▶ _WRITTEN PROBLEM_:
Give back the whole listing exactly as shown.

-- Begin TASK MATERIAL --

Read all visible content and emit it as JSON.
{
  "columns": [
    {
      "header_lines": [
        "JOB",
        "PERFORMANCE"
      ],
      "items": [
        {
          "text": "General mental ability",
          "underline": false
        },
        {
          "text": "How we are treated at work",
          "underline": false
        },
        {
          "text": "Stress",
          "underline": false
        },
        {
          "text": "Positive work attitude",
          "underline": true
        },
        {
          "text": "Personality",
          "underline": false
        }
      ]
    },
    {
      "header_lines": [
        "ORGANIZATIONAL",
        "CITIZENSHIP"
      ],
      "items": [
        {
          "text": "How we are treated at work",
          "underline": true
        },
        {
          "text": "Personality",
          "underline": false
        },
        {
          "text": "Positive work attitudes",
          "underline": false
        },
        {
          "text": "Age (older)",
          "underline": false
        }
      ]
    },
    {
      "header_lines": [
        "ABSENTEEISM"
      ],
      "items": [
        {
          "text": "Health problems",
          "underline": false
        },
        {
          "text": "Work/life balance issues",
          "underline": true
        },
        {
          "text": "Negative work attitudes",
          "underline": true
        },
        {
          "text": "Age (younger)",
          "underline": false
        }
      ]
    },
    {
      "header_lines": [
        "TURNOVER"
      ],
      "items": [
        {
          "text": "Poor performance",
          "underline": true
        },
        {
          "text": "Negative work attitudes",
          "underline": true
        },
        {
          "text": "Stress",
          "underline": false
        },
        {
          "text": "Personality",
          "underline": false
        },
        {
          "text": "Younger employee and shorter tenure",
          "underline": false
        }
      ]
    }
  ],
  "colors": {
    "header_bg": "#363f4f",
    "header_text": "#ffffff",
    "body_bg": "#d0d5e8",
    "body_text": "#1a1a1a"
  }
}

-- End TASK MATERIAL --

▶ _WRITTEN SOLUTION_:
Read all visible content and emit it as JSON.
{
  "columns": [
    {
      "header_lines": [
        "JOB",
        "PERFORMANCE"
      ],
      "items": [
        {
          "text": "General mental ability",
          "underline": false
        },
        {
          "text": "How we are treated at work",
          "underline": false
        },
        {
          "text": "Stress",
          "underline": false
        },
        {
          "text": "Positive work attitude",
          "underline": true
        },
        {
          "text": "Personality",
          "underline": false
        }
      ]
    },
    {
      "header_lines": [
        "ORGANIZATIONAL",
        "CITIZENSHIP"
      ],
      "items": [
        {
          "text": "How we are treated at work",
          "underline": true
        },
        {
          "text": "Personality",
          "underline": false
        },
        {
          "text": "Positive work attitudes",
          "underline": false
        },
        {
          "text": "Age (older)",
          "underline": false
        }
      ]
    },
    {
      "header_lines": [
        "ABSENTEEISM"
      ],
      "items": [
        {
          "text": "Health problems",
          "underline": false
        },
        {
          "text": "Work/life balance issues",
          "underline": true
        },
        {
          "text": "Negative work attitudes",
          "underline": true
        },
        {
          "text": "Age (younger)",
          "underline": false
        }
      ]
    },
    {
      "header_lines": [
        "TURNOVER"
      ],
      "items": [
        {
          "text": "Poor performance",
          "underline": true
        },
        {
          "text": "Negative work attitudes",
          "underline": true
        },
        {
          "text": "Stress",
          "underline": false
        },
        {
          "text": "Personality",
          "underline": false
        },
        {
          "text": "Younger employee and shorter tenure",
          "underline": false
        }
      ]
    }
  ],
  "colors": {
    "header_bg": "#363f4f",
    "header_text": "#ffffff",
    "body_bg": "#d0d5e8",
    "body_text": "#1a1a1a"
  }
}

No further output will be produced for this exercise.